Exercise goal:
Copy the records below exactly as they are written.

Figure data in JSON
## begin

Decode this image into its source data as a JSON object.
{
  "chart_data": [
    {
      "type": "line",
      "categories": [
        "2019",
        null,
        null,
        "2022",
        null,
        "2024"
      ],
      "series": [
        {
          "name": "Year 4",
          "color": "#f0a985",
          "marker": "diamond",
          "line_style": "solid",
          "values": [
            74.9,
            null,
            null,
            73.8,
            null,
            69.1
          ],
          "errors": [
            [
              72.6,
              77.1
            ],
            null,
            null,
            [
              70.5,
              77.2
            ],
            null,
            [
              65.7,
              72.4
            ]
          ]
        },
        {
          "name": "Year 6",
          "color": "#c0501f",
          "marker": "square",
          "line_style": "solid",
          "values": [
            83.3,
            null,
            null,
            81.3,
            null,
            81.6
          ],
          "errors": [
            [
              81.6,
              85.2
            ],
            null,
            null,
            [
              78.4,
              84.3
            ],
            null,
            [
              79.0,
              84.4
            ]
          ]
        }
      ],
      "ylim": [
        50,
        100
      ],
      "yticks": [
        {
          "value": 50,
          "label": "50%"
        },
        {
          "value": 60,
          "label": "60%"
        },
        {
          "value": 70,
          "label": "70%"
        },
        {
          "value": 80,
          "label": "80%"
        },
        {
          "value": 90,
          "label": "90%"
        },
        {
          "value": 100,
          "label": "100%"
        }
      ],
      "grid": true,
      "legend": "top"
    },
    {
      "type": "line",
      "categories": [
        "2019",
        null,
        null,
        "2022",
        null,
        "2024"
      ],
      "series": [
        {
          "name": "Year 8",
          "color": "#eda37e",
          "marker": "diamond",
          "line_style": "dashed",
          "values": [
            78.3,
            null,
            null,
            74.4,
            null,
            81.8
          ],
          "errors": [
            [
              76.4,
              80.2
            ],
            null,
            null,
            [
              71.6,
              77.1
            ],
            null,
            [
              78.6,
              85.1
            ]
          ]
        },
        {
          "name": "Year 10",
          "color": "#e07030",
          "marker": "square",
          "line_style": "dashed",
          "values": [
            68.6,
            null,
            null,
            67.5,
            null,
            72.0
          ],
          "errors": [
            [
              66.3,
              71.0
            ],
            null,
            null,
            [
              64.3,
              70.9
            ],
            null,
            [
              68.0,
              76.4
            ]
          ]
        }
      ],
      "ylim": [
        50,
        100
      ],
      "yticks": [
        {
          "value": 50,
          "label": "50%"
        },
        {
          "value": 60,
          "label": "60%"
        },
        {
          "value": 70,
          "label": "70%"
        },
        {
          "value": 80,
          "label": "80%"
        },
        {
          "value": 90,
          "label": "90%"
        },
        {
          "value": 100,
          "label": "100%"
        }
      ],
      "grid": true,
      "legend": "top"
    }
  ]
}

## end

Exercise response:
Decode this image into its source data as a JSON object.
{
  "chart_data": [
    {
      "type": "line",
      "categories": [
        "2019",
        null,
        null,
        "2022",
        null,
        "2024"
      ],
      "series": [
        {
          "name": "Year 4",
          "color": "#f0a985",
          "marker": "diamond",
          "line_style": "solid",
          "values": [
            74.9,
            null,
            null,
            73.8,
            null,
            69.1
          ],
          "errors": [
            [
              72.6,
              77.1
            ],
            null,
            null,
            [
              70.5,
              77.2
            ],
            null,
            [
              65.7,
              72.4
            ]
          ]
        },
        {
          "name": "Year 6",
          "color": "#c0501f",
          "marker": "square",
          "line_style": "solid",
          "values": [
            83.3,
            null,
            null,
            81.3,
            null,
            81.6
          ],
          "errors": [
            [
              81.6,
              85.2
            ],
            null,
            null,
            [
              78.4,
              84.3
            ],
            null,
            [
              79.0,
              84.4
            ]
          ]
        }
      ],
      "ylim": [
        50,
        100
      ],
      "yticks": [
        {
          "value": 50,
          "label": "50%"
        },
        {
          "value": 60,
          "label": "60%"
        },
        {
          "value": 70,
          "label": "70%"
        },
        {
          "value": 80,
          "label": "80%"
        },
        {
          "value": 90,
          "label": "90%"
        },
        {
          "value": 100,
          "label": "100%"
        }
      ],
      "grid": true,
      "legend": "top"
    },
    {
      "type": "line",
      "categories": [
        "2019",
        null,
        null,
        "2022",
        null,
        "2024"
      ],
      "series": [
        {
          "name": "Year 8",
          "color": "#eda37e",
          "marker": "diamond",
          "line_style": "dashed",
          "values": [
            78.3,
            null,
            null,
            74.4,
            null,
            81.8
          ],
          "errors": [
            [
              76.4,
              80.2
            ],
            null,
            null,
            [
              71.6,
              77.1
            ],
            null,
            [
              78.6,
              85.1
            ]
          ]
        },
        {
          "name": "Year 10",
          "color": "#e07030",
          "marker": "square",
          "line_style": "dashed",
          "values": [
            68.6,
            null,
            null,
            67.5,
            null,
            72.0
          ],
          "errors": [
            [
              66.3,
              71.0
            ],
            null,
            null,
            [
              64.3,
              70.9
            ],
            null,
            [
              68.0,
              76.4
            ]
          ]
        }
      ],
      "ylim": [
        50,
        100
      ],
      "yticks": [
        {
          "value": 50,
          "label": "50%"
        },
        {
          "value": 60,
          "label": "60%"
        },
        {
          "value": 70,
          "label": "70%"
        },
        {
          "value": 80,
          "label": "80%"
        },
        {
          "value": 90,
          "label": "90%"
        },
        {
          "value": 100,
          "label": "100%"
        }
      ],
      "grid": true,
      "legend": "top"
    }
  ]
}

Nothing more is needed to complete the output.